• _Entries supplied_
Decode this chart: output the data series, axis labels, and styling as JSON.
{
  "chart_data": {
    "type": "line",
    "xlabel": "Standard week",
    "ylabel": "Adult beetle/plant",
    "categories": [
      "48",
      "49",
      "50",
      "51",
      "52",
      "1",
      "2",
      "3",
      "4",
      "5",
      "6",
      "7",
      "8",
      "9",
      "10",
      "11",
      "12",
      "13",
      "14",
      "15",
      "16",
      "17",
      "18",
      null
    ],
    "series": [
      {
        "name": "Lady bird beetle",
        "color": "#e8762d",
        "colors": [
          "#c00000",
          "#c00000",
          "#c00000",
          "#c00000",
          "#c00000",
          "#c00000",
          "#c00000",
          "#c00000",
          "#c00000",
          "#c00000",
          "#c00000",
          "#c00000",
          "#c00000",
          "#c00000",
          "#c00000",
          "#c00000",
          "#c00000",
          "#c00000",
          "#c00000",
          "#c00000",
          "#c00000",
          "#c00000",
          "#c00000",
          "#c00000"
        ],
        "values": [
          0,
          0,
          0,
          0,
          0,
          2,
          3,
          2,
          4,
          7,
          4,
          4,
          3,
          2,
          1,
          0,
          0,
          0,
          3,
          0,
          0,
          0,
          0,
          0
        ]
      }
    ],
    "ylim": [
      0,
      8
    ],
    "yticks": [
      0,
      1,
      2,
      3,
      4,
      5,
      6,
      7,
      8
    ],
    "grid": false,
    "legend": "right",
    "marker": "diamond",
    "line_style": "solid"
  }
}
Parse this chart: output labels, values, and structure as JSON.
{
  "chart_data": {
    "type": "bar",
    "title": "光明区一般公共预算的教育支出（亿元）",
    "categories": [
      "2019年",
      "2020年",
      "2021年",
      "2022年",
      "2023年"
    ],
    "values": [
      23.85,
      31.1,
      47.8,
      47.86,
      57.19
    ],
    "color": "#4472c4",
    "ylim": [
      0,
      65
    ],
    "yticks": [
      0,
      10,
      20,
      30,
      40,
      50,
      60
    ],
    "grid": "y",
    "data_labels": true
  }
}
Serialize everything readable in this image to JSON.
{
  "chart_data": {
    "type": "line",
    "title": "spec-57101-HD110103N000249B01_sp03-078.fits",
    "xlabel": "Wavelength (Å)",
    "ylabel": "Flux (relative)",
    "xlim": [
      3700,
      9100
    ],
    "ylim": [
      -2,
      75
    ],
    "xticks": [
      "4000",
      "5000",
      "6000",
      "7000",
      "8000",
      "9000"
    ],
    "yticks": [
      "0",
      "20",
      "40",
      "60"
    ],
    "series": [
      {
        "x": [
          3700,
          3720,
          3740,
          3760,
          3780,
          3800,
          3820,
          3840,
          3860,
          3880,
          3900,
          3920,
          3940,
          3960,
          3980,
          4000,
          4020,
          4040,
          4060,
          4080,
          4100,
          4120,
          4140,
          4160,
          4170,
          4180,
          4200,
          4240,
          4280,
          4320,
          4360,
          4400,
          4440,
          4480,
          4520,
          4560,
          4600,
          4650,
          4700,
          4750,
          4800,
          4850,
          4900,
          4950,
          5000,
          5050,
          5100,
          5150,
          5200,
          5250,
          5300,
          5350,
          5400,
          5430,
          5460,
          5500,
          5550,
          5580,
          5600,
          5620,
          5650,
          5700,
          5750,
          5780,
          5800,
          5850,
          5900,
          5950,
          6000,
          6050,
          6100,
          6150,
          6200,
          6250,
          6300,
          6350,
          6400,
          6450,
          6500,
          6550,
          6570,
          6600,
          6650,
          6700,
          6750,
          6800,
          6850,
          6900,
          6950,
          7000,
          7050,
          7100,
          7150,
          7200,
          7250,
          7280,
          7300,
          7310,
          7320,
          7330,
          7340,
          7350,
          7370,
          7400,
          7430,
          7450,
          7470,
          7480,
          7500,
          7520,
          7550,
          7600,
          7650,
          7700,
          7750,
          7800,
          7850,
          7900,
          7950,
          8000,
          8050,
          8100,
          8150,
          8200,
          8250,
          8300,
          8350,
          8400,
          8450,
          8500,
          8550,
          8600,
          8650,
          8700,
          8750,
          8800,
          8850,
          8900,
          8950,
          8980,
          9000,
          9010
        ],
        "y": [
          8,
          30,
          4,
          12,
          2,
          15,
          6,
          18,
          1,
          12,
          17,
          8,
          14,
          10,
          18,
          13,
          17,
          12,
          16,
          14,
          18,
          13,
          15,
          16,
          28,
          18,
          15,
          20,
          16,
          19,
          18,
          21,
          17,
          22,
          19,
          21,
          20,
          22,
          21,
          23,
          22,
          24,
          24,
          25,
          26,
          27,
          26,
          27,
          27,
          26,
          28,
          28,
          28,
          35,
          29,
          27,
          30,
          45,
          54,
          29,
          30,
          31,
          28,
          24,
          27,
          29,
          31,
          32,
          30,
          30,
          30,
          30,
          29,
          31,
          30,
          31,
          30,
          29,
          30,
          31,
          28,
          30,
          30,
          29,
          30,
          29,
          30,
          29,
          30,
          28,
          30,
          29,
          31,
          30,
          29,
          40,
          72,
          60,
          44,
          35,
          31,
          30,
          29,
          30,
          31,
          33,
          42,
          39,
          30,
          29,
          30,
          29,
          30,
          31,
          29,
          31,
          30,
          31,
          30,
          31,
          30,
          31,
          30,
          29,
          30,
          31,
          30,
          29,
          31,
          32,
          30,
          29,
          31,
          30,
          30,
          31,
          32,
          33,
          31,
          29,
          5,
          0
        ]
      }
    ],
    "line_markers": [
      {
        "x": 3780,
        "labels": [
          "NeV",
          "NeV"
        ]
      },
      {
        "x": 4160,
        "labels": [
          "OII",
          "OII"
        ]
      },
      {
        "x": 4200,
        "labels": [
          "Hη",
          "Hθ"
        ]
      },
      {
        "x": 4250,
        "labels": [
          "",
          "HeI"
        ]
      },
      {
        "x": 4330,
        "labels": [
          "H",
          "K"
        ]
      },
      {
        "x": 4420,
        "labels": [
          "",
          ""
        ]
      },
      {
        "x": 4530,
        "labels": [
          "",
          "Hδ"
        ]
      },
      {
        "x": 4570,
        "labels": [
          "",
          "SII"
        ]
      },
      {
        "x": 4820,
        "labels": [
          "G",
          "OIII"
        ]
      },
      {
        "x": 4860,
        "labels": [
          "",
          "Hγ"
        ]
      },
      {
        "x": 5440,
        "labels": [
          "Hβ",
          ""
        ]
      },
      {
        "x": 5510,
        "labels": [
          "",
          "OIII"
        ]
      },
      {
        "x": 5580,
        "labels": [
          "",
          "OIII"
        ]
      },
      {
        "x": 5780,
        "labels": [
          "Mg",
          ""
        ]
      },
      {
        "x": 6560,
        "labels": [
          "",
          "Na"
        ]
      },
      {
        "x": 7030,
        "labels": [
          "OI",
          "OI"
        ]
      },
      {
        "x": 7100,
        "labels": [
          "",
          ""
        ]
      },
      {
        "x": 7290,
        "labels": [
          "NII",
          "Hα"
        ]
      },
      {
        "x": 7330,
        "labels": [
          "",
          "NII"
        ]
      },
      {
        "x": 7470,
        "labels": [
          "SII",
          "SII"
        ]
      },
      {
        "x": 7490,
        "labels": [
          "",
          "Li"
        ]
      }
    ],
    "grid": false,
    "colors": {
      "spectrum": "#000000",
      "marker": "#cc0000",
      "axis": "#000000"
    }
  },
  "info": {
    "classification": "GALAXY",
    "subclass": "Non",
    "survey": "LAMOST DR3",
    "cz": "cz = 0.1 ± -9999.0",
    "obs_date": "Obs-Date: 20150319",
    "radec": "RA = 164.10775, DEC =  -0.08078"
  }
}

• _What you have to do_
Write out all records exactly, keeping every detail.

• _Solution for this problem_
Decode this chart: output the data series, axis labels, and styling as JSON.
{
  "chart_data": {
    "type": "line",
    "xlabel": "Standard week",
    "ylabel": "Adult beetle/plant",
    "categories": [
      "48",
      "49",
      "50",
      "51",
      "52",
      "1",
      "2",
      "3",
      "4",
      "5",
      "6",
      "7",
      "8",
      "9",
      "10",
      "11",
      "12",
      "13",
      "14",
      "15",
      "16",
      "17",
      "18",
      null
    ],
    "series": [
      {
        "name": "Lady bird beetle",
        "color": "#e8762d",
        "colors": [
          "#c00000",
          "#c00000",
          "#c00000",
          "#c00000",
          "#c00000",
          "#c00000",
          "#c00000",
          "#c00000",
          "#c00000",
          "#c00000",
          "#c00000",
          "#c00000",
          "#c00000",
          "#c00000",
          "#c00000",
          "#c00000",
          "#c00000",
          "#c00000",
          "#c00000",
          "#c00000",
          "#c00000",
          "#c00000",
          "#c00000",
          "#c00000"
        ],
        "values": [
          0,
          0,
          0,
          0,
          0,
          2,
          3,
          2,
          4,
          7,
          4,
          4,
          3,
          2,
          1,
          0,
          0,
          0,
          3,
          0,
          0,
          0,
          0,
          0
        ]
      }
    ],
    "ylim": [
      0,
      8
    ],
    "yticks": [
      0,
      1,
      2,
      3,
      4,
      5,
      6,
      7,
      8
    ],
    "grid": false,
    "legend": "right",
    "marker": "diamond",
    "line_style": "solid"
  }
}
Parse this chart: output labels, values, and structure as JSON.
{
  "chart_data": {
    "type": "bar",
    "title": "光明区一般公共预算的教育支出（亿元）",
    "categories": [
      "2019年",
      "2020年",
      "2021年",
      "2022年",
      "2023年"
    ],
    "values": [
      23.85,
      31.1,
      47.8,
      47.86,
      57.19
    ],
    "color": "#4472c4",
    "ylim": [
      0,
      65
    ],
    "yticks": [
      0,
      10,
      20,
      30,
      40,
      50,
      60
    ],
    "grid": "y",
    "data_labels": true
  }
}
Serialize everything readable in this image to JSON.
{
  "chart_data": {
    "type": "line",
    "title": "spec-57101-HD110103N000249B01_sp03-078.fits",
    "xlabel": "Wavelength (Å)",
    "ylabel": "Flux (relative)",
    "xlim": [
      3700,
      9100
    ],
    "ylim": [
      -2,
      75
    ],
    "xticks": [
      "4000",
      "5000",
      "6000",
      "7000",
      "8000",
      "9000"
    ],
    "yticks": [
      "0",
      "20",
      "40",
      "60"
    ],
    "series": [
      {
        "x": [
          3700,
          3720,
          3740,
          3760,
          3780,
          3800,
          3820,
          3840,
          3860,
          3880,
          3900,
          3920,
          3940,
          3960,
          3980,
          4000,
          4020,
          4040,
          4060,
          4080,
          4100,
          4120,
          4140,
          4160,
          4170,
          4180,
          4200,
          4240,
          4280,
          4320,
          4360,
          4400,
          4440,
          4480,
          4520,
          4560,
          4600,
          4650,
          4700,
          4750,
          4800,
          4850,
          4900,
          4950,
          5000,
          5050,
          5100,
          5150,
          5200,
          5250,
          5300,
          5350,
          5400,
          5430,
          5460,
          5500,
          5550,
          5580,
          5600,
          5620,
          5650,
          5700,
          5750,
          5780,
          5800,
          5850,
          5900,
          5950,
          6000,
          6050,
          6100,
          6150,
          6200,
          6250,
          6300,
          6350,
          6400,
          6450,
          6500,
          6550,
          6570,
          6600,
          6650,
          6700,
          6750,
          6800,
          6850,
          6900,
          6950,
          7000,
          7050,
          7100,
          7150,
          7200,
          7250,
          7280,
          7300,
          7310,
          7320,
          7330,
          7340,
          7350,
          7370,
          7400,
          7430,
          7450,
          7470,
          7480,
          7500,
          7520,
          7550,
          7600,
          7650,
          7700,
          7750,
          7800,
          7850,
          7900,
          7950,
          8000,
          8050,
          8100,
          8150,
          8200,
          8250,
          8300,
          8350,
          8400,
          8450,
          8500,
          8550,
          8600,
          8650,
          8700,
          8750,
          8800,
          8850,
          8900,
          8950,
          8980,
          9000,
          9010
        ],
        "y": [
          8,
          30,
          4,
          12,
          2,
          15,
          6,
          18,
          1,
          12,
          17,
          8,
          14,
          10,
          18,
          13,
          17,
          12,
          16,
          14,
          18,
          13,
          15,
          16,
          28,
          18,
          15,
          20,
          16,
          19,
          18,
          21,
          17,
          22,
          19,
          21,
          20,
          22,
          21,
          23,
          22,
          24,
          24,
          25,
          26,
          27,
          26,
          27,
          27,
          26,
          28,
          28,
          28,
          35,
          29,
          27,
          30,
          45,
          54,
          29,
          30,
          31,
          28,
          24,
          27,
          29,
          31,
          32,
          30,
          30,
          30,
          30,
          29,
          31,
          30,
          31,
          30,
          29,
          30,
          31,
          28,
          30,
          30,
          29,
          30,
          29,
          30,
          29,
          30,
          28,
          30,
          29,
          31,
          30,
          29,
          40,
          72,
          60,
          44,
          35,
          31,
          30,
          29,
          30,
          31,
          33,
          42,
          39,
          30,
          29,
          30,
          29,
          30,
          31,
          29,
          31,
          30,
          31,
          30,
          31,
          30,
          31,
          30,
          29,
          30,
          31,
          30,
          29,
          31,
          32,
          30,
          29,
          31,
          30,
          30,
          31,
          32,
          33,
          31,
          29,
          5,
          0
        ]
      }
    ],
    "line_markers": [
      {
        "x": 3780,
        "labels": [
          "NeV",
          "NeV"
        ]
      },
      {
        "x": 4160,
        "labels": [
          "OII",
          "OII"
        ]
      },
      {
        "x": 4200,
        "labels": [
          "Hη",
          "Hθ"
        ]
      },
      {
        "x": 4250,
        "labels": [
          "",
          "HeI"
        ]
      },
      {
        "x": 4330,
        "labels": [
          "H",
          "K"
        ]
      },
      {
        "x": 4420,
        "labels": [
          "",
          ""
        ]
      },
      {
        "x": 4530,
        "labels": [
          "",
          "Hδ"
        ]
      },
      {
        "x": 4570,
        "labels": [
          "",
          "SII"
        ]
      },
      {
        "x": 4820,
        "labels": [
          "G",
          "OIII"
        ]
      },
      {
        "x": 4860,
        "labels": [
          "",
          "Hγ"
        ]
      },
      {
        "x": 5440,
        "labels": [
          "Hβ",
          ""
        ]
      },
      {
        "x": 5510,
        "labels": [
          "",
          "OIII"
        ]
      },
      {
        "x": 5580,
        "labels": [
          "",
          "OIII"
        ]
      },
      {
        "x": 5780,
        "labels": [
          "Mg",
          ""
        ]
      },
      {
        "x": 6560,
        "labels": [
          "",
          "Na"
        ]
      },
      {
        "x": 7030,
        "labels": [
          "OI",
          "OI"
        ]
      },
      {
        "x": 7100,
        "labels": [
          "",
          ""
        ]
      },
      {
        "x": 7290,
        "labels": [
          "NII",
          "Hα"
        ]
      },
      {
        "x": 7330,
        "labels": [
          "",
          "NII"
        ]
      },
      {
        "x": 7470,
        "labels": [
          "SII",
          "SII"
        ]
      },
      {
        "x": 7490,
        "labels": [
          "",
          "Li"
        ]
      }
    ],
    "grid": false,
    "colors": {
      "spectrum": "#000000",
      "marker": "#cc0000",
      "axis": "#000000"
    }
  },
  "info": {
    "classification": "GALAXY",
    "subclass": "Non",
    "survey": "LAMOST DR3",
    "cz": "cz = 0.1 ± -9999.0",
    "obs_date": "Obs-Date: 20150319",
    "radec": "RA = 164.10775, DEC =  -0.08078"
  }
}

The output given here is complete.